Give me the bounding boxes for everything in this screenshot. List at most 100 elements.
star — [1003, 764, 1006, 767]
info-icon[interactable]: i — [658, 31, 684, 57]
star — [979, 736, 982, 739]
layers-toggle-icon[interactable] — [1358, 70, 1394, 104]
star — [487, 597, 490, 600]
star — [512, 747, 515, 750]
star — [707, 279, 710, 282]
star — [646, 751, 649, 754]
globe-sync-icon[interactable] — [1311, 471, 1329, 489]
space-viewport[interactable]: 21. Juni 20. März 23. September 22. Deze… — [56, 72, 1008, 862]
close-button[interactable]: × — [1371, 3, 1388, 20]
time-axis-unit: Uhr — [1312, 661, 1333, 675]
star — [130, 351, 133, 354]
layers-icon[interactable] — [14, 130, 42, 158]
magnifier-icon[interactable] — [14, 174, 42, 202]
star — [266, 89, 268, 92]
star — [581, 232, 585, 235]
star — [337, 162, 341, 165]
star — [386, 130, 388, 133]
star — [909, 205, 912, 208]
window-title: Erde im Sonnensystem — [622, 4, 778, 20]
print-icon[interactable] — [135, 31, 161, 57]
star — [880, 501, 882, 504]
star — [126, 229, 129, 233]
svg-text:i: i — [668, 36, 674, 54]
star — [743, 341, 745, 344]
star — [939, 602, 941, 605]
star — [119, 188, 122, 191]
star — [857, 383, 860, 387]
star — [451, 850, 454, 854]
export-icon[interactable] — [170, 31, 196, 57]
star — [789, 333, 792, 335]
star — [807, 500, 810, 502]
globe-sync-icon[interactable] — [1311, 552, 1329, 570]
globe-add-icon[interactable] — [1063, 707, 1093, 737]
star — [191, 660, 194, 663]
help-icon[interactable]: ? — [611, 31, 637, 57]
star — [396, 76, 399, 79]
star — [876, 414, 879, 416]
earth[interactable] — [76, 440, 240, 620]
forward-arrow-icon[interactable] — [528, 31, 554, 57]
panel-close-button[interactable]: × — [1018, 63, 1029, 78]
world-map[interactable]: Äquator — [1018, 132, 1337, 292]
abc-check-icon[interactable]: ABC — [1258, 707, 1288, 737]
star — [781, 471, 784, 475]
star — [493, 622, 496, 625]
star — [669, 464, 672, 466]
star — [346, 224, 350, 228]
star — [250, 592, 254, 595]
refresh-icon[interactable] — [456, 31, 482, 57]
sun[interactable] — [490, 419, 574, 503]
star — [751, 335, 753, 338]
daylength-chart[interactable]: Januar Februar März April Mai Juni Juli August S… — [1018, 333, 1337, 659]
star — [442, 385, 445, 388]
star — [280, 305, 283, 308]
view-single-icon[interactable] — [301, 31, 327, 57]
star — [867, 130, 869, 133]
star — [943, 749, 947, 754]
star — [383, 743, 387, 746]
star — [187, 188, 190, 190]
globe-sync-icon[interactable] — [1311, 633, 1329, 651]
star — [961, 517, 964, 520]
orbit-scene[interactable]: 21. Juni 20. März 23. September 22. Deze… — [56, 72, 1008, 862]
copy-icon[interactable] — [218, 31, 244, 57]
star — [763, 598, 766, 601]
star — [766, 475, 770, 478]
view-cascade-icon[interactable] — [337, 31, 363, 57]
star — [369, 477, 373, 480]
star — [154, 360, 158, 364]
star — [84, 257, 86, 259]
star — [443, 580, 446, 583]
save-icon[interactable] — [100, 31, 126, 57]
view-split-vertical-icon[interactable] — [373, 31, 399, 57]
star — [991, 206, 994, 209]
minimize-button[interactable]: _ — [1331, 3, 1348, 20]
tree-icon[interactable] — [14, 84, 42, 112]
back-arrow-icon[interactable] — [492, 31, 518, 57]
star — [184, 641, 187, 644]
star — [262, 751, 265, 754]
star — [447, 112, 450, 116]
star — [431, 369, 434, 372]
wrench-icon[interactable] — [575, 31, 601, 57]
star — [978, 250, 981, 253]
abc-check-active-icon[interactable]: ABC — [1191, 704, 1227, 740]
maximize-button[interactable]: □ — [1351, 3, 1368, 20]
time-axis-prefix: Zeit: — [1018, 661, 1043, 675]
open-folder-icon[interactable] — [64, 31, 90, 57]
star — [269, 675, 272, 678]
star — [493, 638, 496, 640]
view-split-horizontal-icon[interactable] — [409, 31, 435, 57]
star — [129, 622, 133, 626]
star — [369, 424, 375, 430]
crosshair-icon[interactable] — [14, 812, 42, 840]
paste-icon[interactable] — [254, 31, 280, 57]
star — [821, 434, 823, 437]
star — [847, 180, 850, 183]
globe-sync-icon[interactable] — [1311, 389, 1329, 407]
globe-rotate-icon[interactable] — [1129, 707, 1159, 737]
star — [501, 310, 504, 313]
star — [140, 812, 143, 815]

> _AIM OF THE EXERCISE_
Express each line of the data above as a string in a JSON list, one string per line, skipping any blank lines.

> _CORRECT ANSWER_
[
  "Give me the bounding boxes for everything in this screenshot. List at most 100 elements.",
  "star — [1003, 764, 1006, 767]",
  "info-icon[interactable]: i — [658, 31, 684, 57]",
  "star — [979, 736, 982, 739]",
  "layers-toggle-icon[interactable] — [1358, 70, 1394, 104]",
  "star — [487, 597, 490, 600]",
  "star — [512, 747, 515, 750]",
  "star — [707, 279, 710, 282]",
  "star — [646, 751, 649, 754]",
  "globe-sync-icon[interactable] — [1311, 471, 1329, 489]",
  "space-viewport[interactable]: 21. Juni 20. März 23. September 22. Deze… — [56, 72, 1008, 862]",
  "close-button[interactable]: × — [1371, 3, 1388, 20]",
  "time-axis-unit: Uhr — [1312, 661, 1333, 675]",
  "star — [130, 351, 133, 354]",
  "layers-icon[interactable] — [14, 130, 42, 158]",
  "magnifier-icon[interactable] — [14, 174, 42, 202]",
  "star — [266, 89, 268, 92]",
  "star — [581, 232, 585, 235]",
  "star — [337, 162, 341, 165]",
  "star — [386, 130, 388, 133]",
  "star — [909, 205, 912, 208]",
  "window-title: Erde im Sonnensystem — [622, 4, 778, 20]",
  "print-icon[interactable] — [135, 31, 161, 57]",
  "star — [880, 501, 882, 504]",
  "star — [126, 229, 129, 233]",
  "svg-text:i: i — [668, 36, 674, 54]",
  "star — [743, 341, 745, 344]",
  "star — [939, 602, 941, 605]",
  "star — [119, 188, 122, 191]",
  "star — [857, 383, 860, 387]",
  "star — [451, 850, 454, 854]",
  "export-icon[interactable] — [170, 31, 196, 57]",
  "star — [789, 333, 792, 335]",
  "star — [807, 500, 810, 502]",
  "globe-sync-icon[interactable] — [1311, 552, 1329, 570]",
  "globe-add-icon[interactable] — [1063, 707, 1093, 737]",
  "star — [191, 660, 194, 663]",
  "help-icon[interactable]: ? — [611, 31, 637, 57]",
  "star — [396, 76, 399, 79]",
  "star — [876, 414, 879, 416]",
  "earth[interactable] — [76, 440, 240, 620]",
  "forward-arrow-icon[interactable] — [528, 31, 554, 57]",
  "panel-close-button[interactable]: × — [1018, 63, 1029, 78]",
  "world-map[interactable]: Äquator — [1018, 132, 1337, 292]",
  "abc-check-icon[interactable]: ABC — [1258, 707, 1288, 737]",
  "star — [781, 471, 784, 475]",
  "star — [493, 622, 496, 625]",
  "star — [669, 464, 672, 466]",
  "star — [346, 224, 350, 228]",
  "star — [250, 592, 254, 595]",
  "refresh-icon[interactable] — [456, 31, 482, 57]",
  "sun[interactable] — [490, 419, 574, 503]",
  "star — [751, 335, 753, 338]",
  "daylength-chart[interactable]: Januar Februar März April Mai Juni Juli August S… — [1018, 333, 1337, 659]",
  "star — [442, 385, 445, 388]",
  "star — [280, 305, 283, 308]",
  "view-single-icon[interactable] — [301, 31, 327, 57]",
  "star — [867, 130, 869, 133]",
  "star — [943, 749, 947, 754]",
  "star — [383, 743, 387, 746]",
  "star — [187, 188, 190, 190]",
  "globe-sync-icon[interactable] — [1311, 633, 1329, 651]",
  "star — [961, 517, 964, 520]",
  "orbit-scene[interactable]: 21. Juni 20. März 23. September 22. Deze… — [56, 72, 1008, 862]",
  "copy-icon[interactable] — [218, 31, 244, 57]",
  "star — [763, 598, 766, 601]",
  "star — [766, 475, 770, 478]",
  "view-cascade-icon[interactable] — [337, 31, 363, 57]",
  "star — [369, 477, 373, 480]",
  "star — [154, 360, 158, 364]",
  "star — [84, 257, 86, 259]",
  "star — [443, 580, 446, 583]",
  "save-icon[interactable] — [100, 31, 126, 57]",
  "view-split-vertical-icon[interactable] — [373, 31, 399, 57]",
  "star — [991, 206, 994, 209]",
  "minimize-button[interactable]: _ — [1331, 3, 1348, 20]",
  "tree-icon[interactable] — [14, 84, 42, 112]",
  "back-arrow-icon[interactable] — [492, 31, 518, 57]",
  "star — [184, 641, 187, 644]",
  "star — [262, 751, 265, 754]",
  "star — [447, 112, 450, 116]",
  "star — [431, 369, 434, 372]",
  "wrench-icon[interactable] — [575, 31, 601, 57]",
  "star — [978, 250, 981, 253]",
  "abc-check-active-icon[interactable]: ABC — [1191, 704, 1227, 740]",
  "maximize-button[interactable]: □ — [1351, 3, 1368, 20]",
  "time-axis-prefix: Zeit: — [1018, 661, 1043, 675]",
  "open-folder-icon[interactable] — [64, 31, 90, 57]",
  "star — [269, 675, 272, 678]",
  "star — [493, 638, 496, 640]",
  "view-split-horizontal-icon[interactable] — [409, 31, 435, 57]",
  "star — [129, 622, 133, 626]",
  "star — [369, 424, 375, 430]",
  "crosshair-icon[interactable] — [14, 812, 42, 840]",
  "paste-icon[interactable] — [254, 31, 280, 57]",
  "star — [821, 434, 823, 437]",
  "star — [847, 180, 850, 183]",
  "globe-sync-icon[interactable] — [1311, 389, 1329, 407]",
  "globe-rotate-icon[interactable] — [1129, 707, 1159, 737]",
  "star — [501, 310, 504, 313]",
  "star — [140, 812, 143, 815]"
]